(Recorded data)

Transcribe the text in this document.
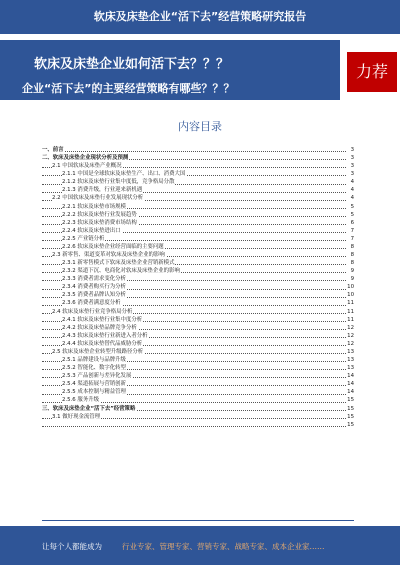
软床及床垫企业“活下去”经营策略研究报告
软床及床垫企业如何活下去？？？
企业“活下去”的主要经营策略有哪些？？？
力荐
内容目录
一、前言	3
二、软床及床垫企业现状分析及预测	3
2.1 中国软床及床垫产业概况	3
2.1.1 中国是全球软床及床垫生产、出口、消费大国	3
2.1.2 软床及床垫行业集中度低，竞争格局分散	4
2.1.3 消费升级，行业迎来新机遇	4
2.2 中国软床及床垫行业发展现状分析	4
2.2.1 软床及床垫市场规模	5
2.2.2 软床及床垫行业发展趋势	5
2.2.3 软床及床垫消费市场结构	6
2.2.4 软床及床垫进出口	7
2.2.5 产业链分析	7
2.2.6 软床及床垫企业经营面临的主要问题	8
2.3 新零售、渠道变革对软床及床垫企业的影响	8
2.3.1 新零售模式下软床及床垫企业营销新模式	8
2.3.2 渠道下沉、电商化对软床及床垫企业的影响	9
2.3.3 消费者需求变化分析	9
2.3.4 消费者购买行为分析	10
2.3.5 消费者品牌认知分析	10
2.3.6 消费者满意度分析	11
2.4 软床及床垫行业竞争格局分析	11
2.4.1 软床及床垫行业集中度分析	11
2.4.2 软床及床垫品牌竞争分析	12
2.4.3 软床及床垫行业新进入者分析	12
2.4.4 软床及床垫替代品威胁分析	12
2.5 软床及床垫企业转型升级路径分析	13
2.5.1 品牌建设与品牌升级	13
2.5.2 智能化、数字化转型	13
2.5.3 产品创新与差异化发展	14
2.5.4 渠道拓展与营销创新	14
2.5.5 成本控制与精益管理	14
2.5.6 服务升级	15
三、软床及床垫企业“活下去”经营策略	15
3.1 做好现金流管理	15
15
让每个人都能成为	行业专家、管理专家、营销专家、战略专家、成本企业家……
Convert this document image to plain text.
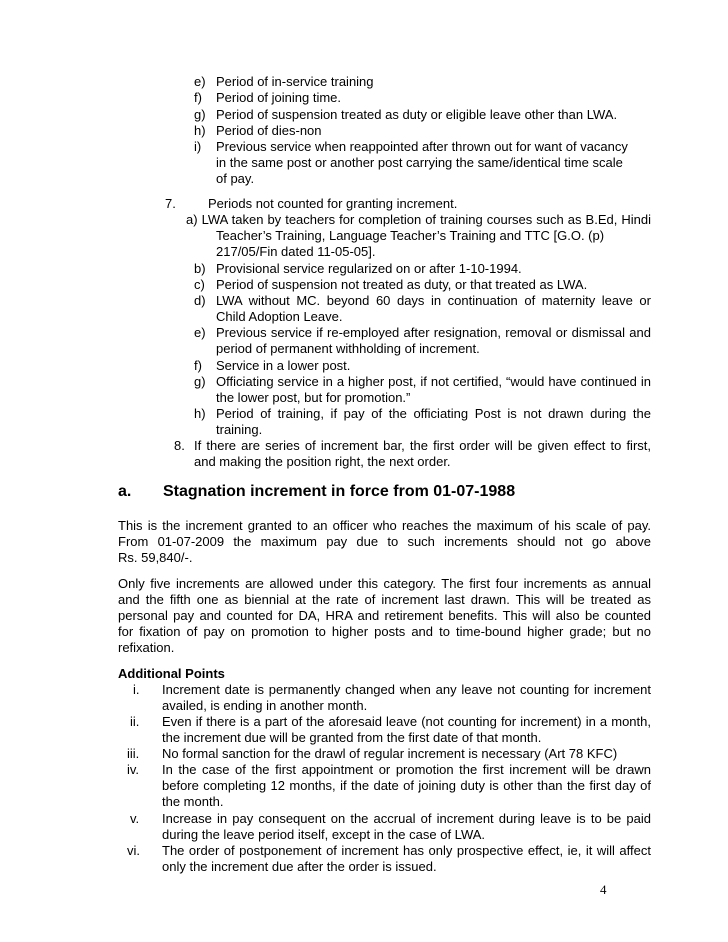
e) Period of in-service training
f) Period of joining time.
g) Period of suspension treated as duty or eligible leave other than LWA.
h) Period of dies-non
i) Previous service when reappointed after thrown out for want of vacancy
in the same post or another post carrying the same/identical time scale
of pay.
7. Periods not counted for granting increment.
a) LWA taken by teachers for completion of training courses such as B.Ed, Hindi
Teacher’s Training, Language Teacher’s Training and TTC [G.O. (p)
217/05/Fin dated 11-05-05].
b) Provisional service regularized on or after 1-10-1994.
c) Period of suspension not treated as duty, or that treated as LWA.
d) LWA without MC. beyond 60 days in continuation of maternity leave or
Child Adoption Leave.
e) Previous service if re-employed after resignation, removal or dismissal and
period of permanent withholding of increment.
f) Service in a lower post.
g) Officiating service in a higher post, if not certified, “would have continued in
the lower post, but for promotion.”
h) Period of training, if pay of the officiating Post is not drawn during the
training.
8. If there are series of increment bar, the first order will be given effect to first,
and making the position right, the next order.
a. Stagnation increment in force from 01-07-1988
This is the increment granted to an officer who reaches the maximum of his scale of pay.
From 01-07-2009 the maximum pay due to such increments should not go above
Rs. 59,840/-.
Only five increments are allowed under this category. The first four increments as annual
and the fifth one as biennial at the rate of increment last drawn. This will be treated as
personal pay and counted for DA, HRA and retirement benefits. This will also be counted
for fixation of pay on promotion to higher posts and to time-bound higher grade; but no
refixation.
Additional Points
i. Increment date is permanently changed when any leave not counting for increment
availed, is ending in another month.
ii. Even if there is a part of the aforesaid leave (not counting for increment) in a month,
the increment due will be granted from the first date of that month.
iii. No formal sanction for the drawl of regular increment is necessary (Art 78 KFC)
iv. In the case of the first appointment or promotion the first increment will be drawn
before completing 12 months, if the date of joining duty is other than the first day of
the month.
v. Increase in pay consequent on the accrual of increment during leave is to be paid
during the leave period itself, except in the case of LWA.
vi. The order of postponement of increment has only prospective effect, ie, it will affect
only the increment due after the order is issued.
4
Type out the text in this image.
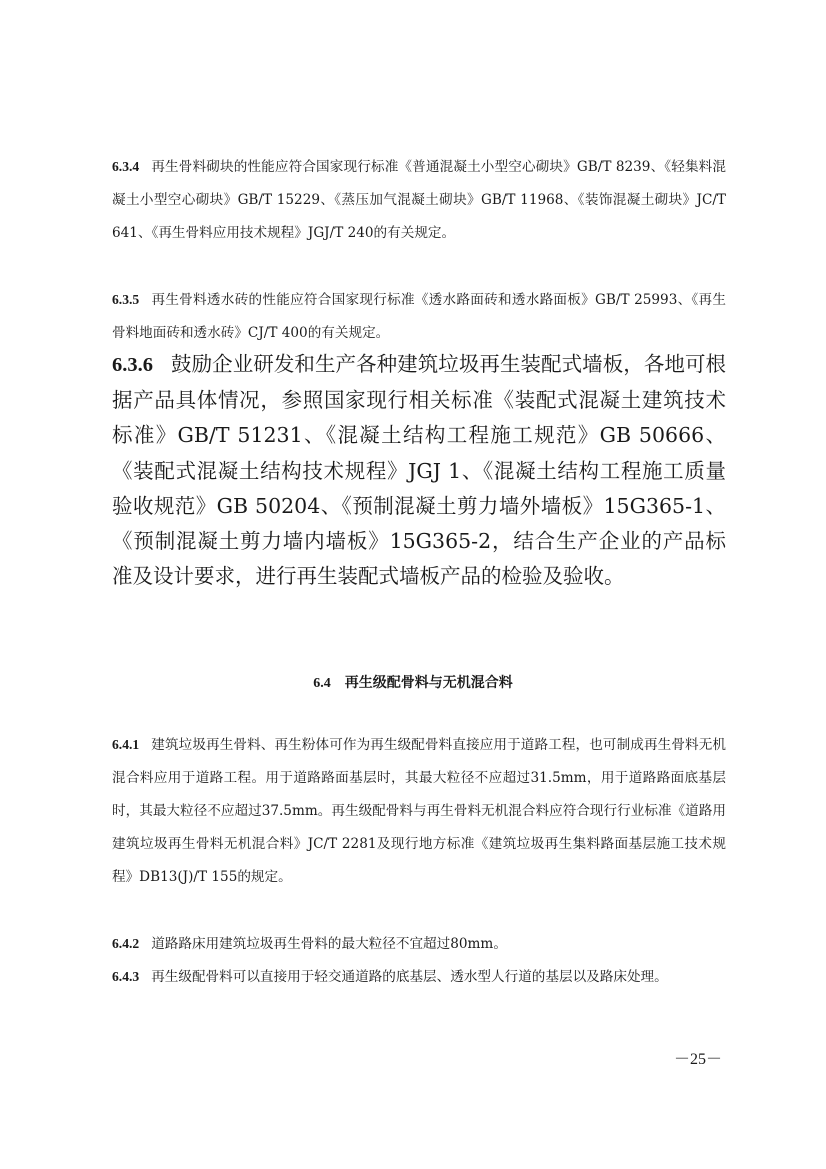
6.3.4 再生骨料砌块的性能应符合国家现行标准《普通混凝土小型空心砌块》GB/T 8239、《轻集料混凝土小型空心砌块》GB/T 15229、《蒸压加气混凝土砌块》GB/T 11968、《装饰混凝土砌块》JC/T 641、《再生骨料应用技术规程》JGJ/T 240的有关规定。

6.3.5 再生骨料透水砖的性能应符合国家现行标准《透水路面砖和透水路面板》GB/T 25993、《再生骨料地面砖和透水砖》CJ/T 400的有关规定。

6.3.6 鼓励企业研发和生产各种建筑垃圾再生装配式墙板，各地可根据产品具体情况，参照国家现行相关标准《装配式混凝土建筑技术标准》GB/T 51231、《混凝土结构工程施工规范》GB 50666、《装配式混凝土结构技术规程》JGJ 1、《混凝土结构工程施工质量验收规范》GB 50204、《预制混凝土剪力墙外墙板》15G365-1、《预制混凝土剪力墙内墙板》15G365-2，结合生产企业的产品标准及设计要求，进行再生装配式墙板产品的检验及验收。

6.4 再生级配骨料与无机混合料

6.4.1 建筑垃圾再生骨料、再生粉体可作为再生级配骨料直接应用于道路工程，也可制成再生骨料无机混合料应用于道路工程。用于道路路面基层时，其最大粒径不应超过31.5mm，用于道路路面底基层时，其最大粒径不应超过37.5mm。再生级配骨料与再生骨料无机混合料应符合现行行业标准《道路用建筑垃圾再生骨料无机混合料》JC/T 2281及现行地方标准《建筑垃圾再生集料路面基层施工技术规程》DB13(J)/T 155的规定。

6.4.2 道路路床用建筑垃圾再生骨料的最大粒径不宜超过80mm。

6.4.3 再生级配骨料可以直接用于轻交通道路的底基层、透水型人行道的基层以及路床处理。

－25－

▸ Given request
Every line from the one containing "Type out the text in this image." through the end of the listing is to be copied exactly; the pictures are not.

▸ Exercise output
Type out the text in this image.
6.3.4 再生骨料砌块的性能应符合国家现行标准《普通混凝土小型空心砌块》GB/T 8239、《轻集料混凝土小型空心砌块》GB/T 15229、《蒸压加气混凝土砌块》GB/T 11968、《装饰混凝土砌块》JC/T 641、《再生骨料应用技术规程》JGJ/T 240的有关规定。

6.3.5 再生骨料透水砖的性能应符合国家现行标准《透水路面砖和透水路面板》GB/T 25993、《再生骨料地面砖和透水砖》CJ/T 400的有关规定。

6.3.6 鼓励企业研发和生产各种建筑垃圾再生装配式墙板，各地可根据产品具体情况，参照国家现行相关标准《装配式混凝土建筑技术标准》GB/T 51231、《混凝土结构工程施工规范》GB 50666、《装配式混凝土结构技术规程》JGJ 1、《混凝土结构工程施工质量验收规范》GB 50204、《预制混凝土剪力墙外墙板》15G365-1、《预制混凝土剪力墙内墙板》15G365-2，结合生产企业的产品标准及设计要求，进行再生装配式墙板产品的检验及验收。

6.4 再生级配骨料与无机混合料

6.4.1 建筑垃圾再生骨料、再生粉体可作为再生级配骨料直接应用于道路工程，也可制成再生骨料无机混合料应用于道路工程。用于道路路面基层时，其最大粒径不应超过31.5mm，用于道路路面底基层时，其最大粒径不应超过37.5mm。再生级配骨料与再生骨料无机混合料应符合现行行业标准《道路用建筑垃圾再生骨料无机混合料》JC/T 2281及现行地方标准《建筑垃圾再生集料路面基层施工技术规程》DB13(J)/T 155的规定。

6.4.2 道路路床用建筑垃圾再生骨料的最大粒径不宜超过80mm。

6.4.3 再生级配骨料可以直接用于轻交通道路的底基层、透水型人行道的基层以及路床处理。

－25－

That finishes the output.